## Start

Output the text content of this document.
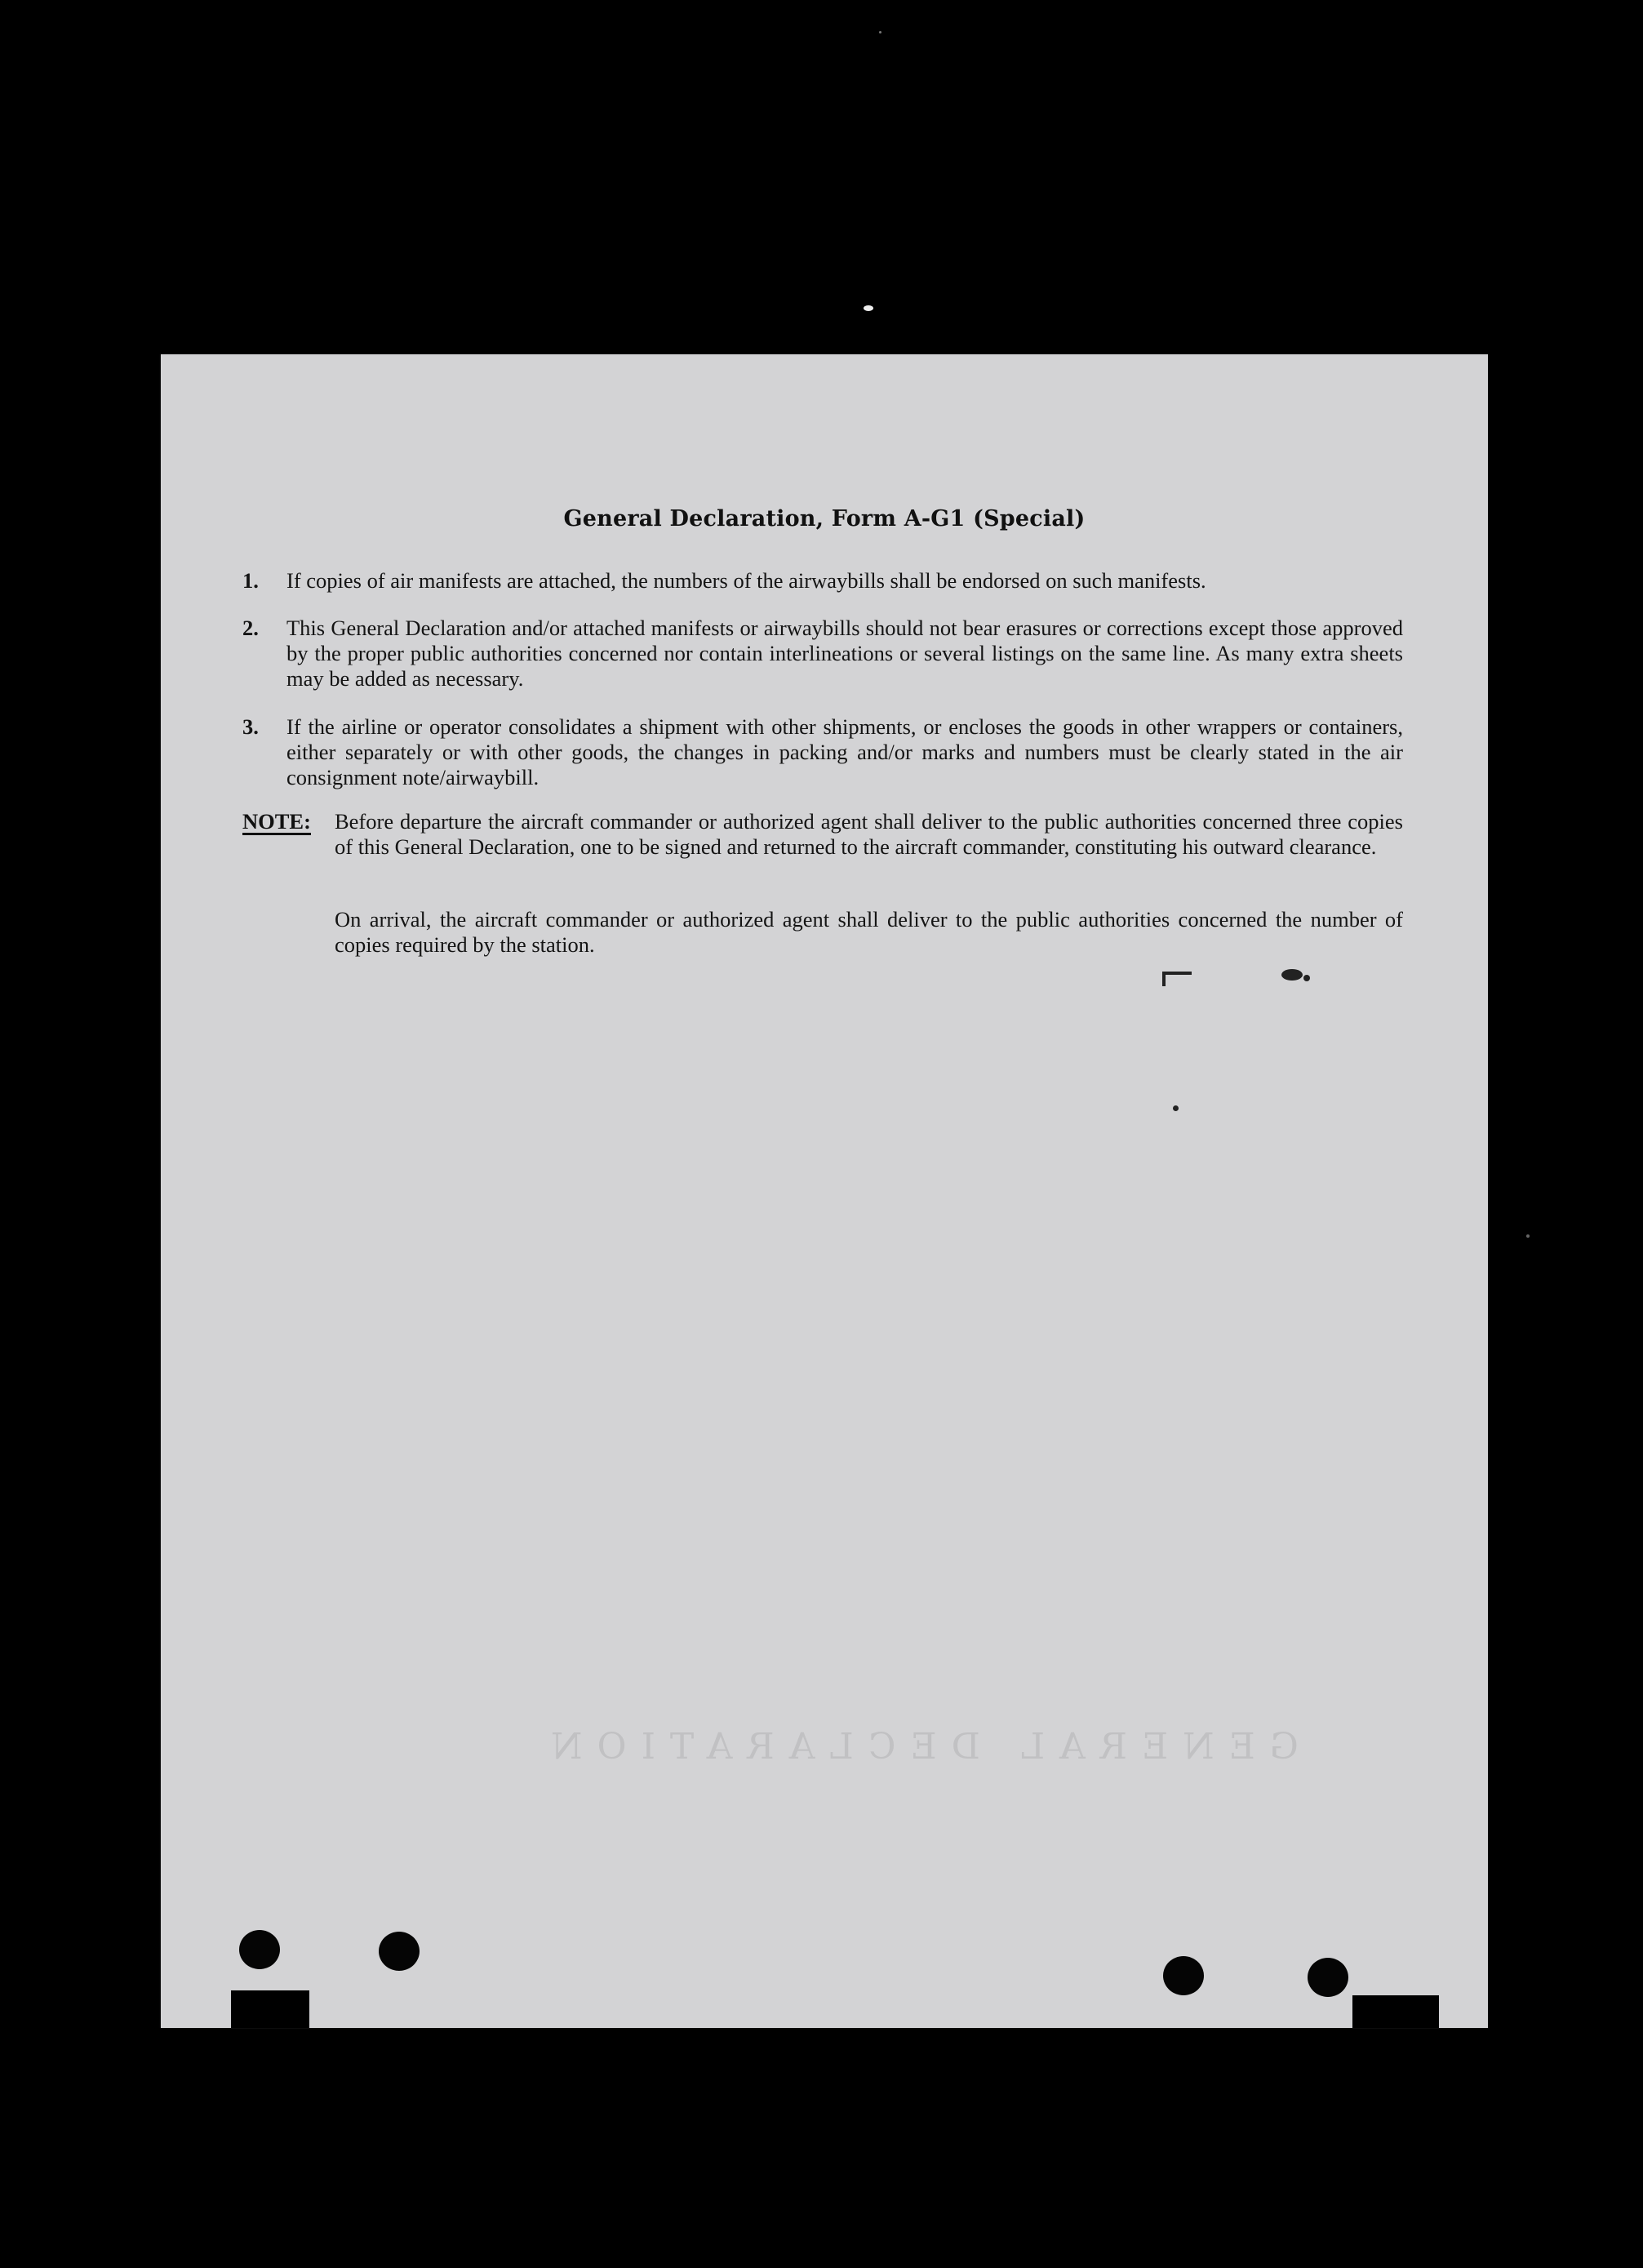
GENERAL DECLARATION
General Declaration, Form A-G1 (Special)
1.	If copies of air manifests are attached, the numbers of the airwaybills shall be endorsed on such manifests.
2.	This General Declaration and/or attached manifests or airwaybills should not bear erasures or corrections except those approved by the proper public authorities concerned nor contain interlineations or several listings on the same line. As many extra sheets may be added as necessary.
3.	If the airline or operator consolidates a shipment with other shipments, or encloses the goods in other wrappers or containers, either separately or with other goods, the changes in packing and/or marks and numbers must be clearly stated in the air consignment note/airwaybill.
NOTE: Before departure the aircraft commander or authorized agent shall deliver to the public authorities concerned three copies of this General Declaration, one to be signed and returned to the aircraft commander, constituting his outward clearance.
On arrival, the aircraft commander or authorized agent shall deliver to the public authorities concerned the number of copies required by the station.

## End

* [WHAT YOU HAVE TO DO] Leave out the pictures and transcribe everything else exactly.

* [WRITTEN SOLUTION]
Output the text content of this document.
GENERAL DECLARATION
General Declaration, Form A-G1 (Special)
1.	If copies of air manifests are attached, the numbers of the airwaybills shall be endorsed on such manifests.
2.	This General Declaration and/or attached manifests or airwaybills should not bear erasures or corrections except those approved by the proper public authorities concerned nor contain interlineations or several listings on the same line. As many extra sheets may be added as necessary.
3.	If the airline or operator consolidates a shipment with other shipments, or encloses the goods in other wrappers or containers, either separately or with other goods, the changes in packing and/or marks and numbers must be clearly stated in the air consignment note/airwaybill.
NOTE: Before departure the aircraft commander or authorized agent shall deliver to the public authorities concerned three copies of this General Declaration, one to be signed and returned to the aircraft commander, constituting his outward clearance.
On arrival, the aircraft commander or authorized agent shall deliver to the public authorities concerned the number of copies required by the station.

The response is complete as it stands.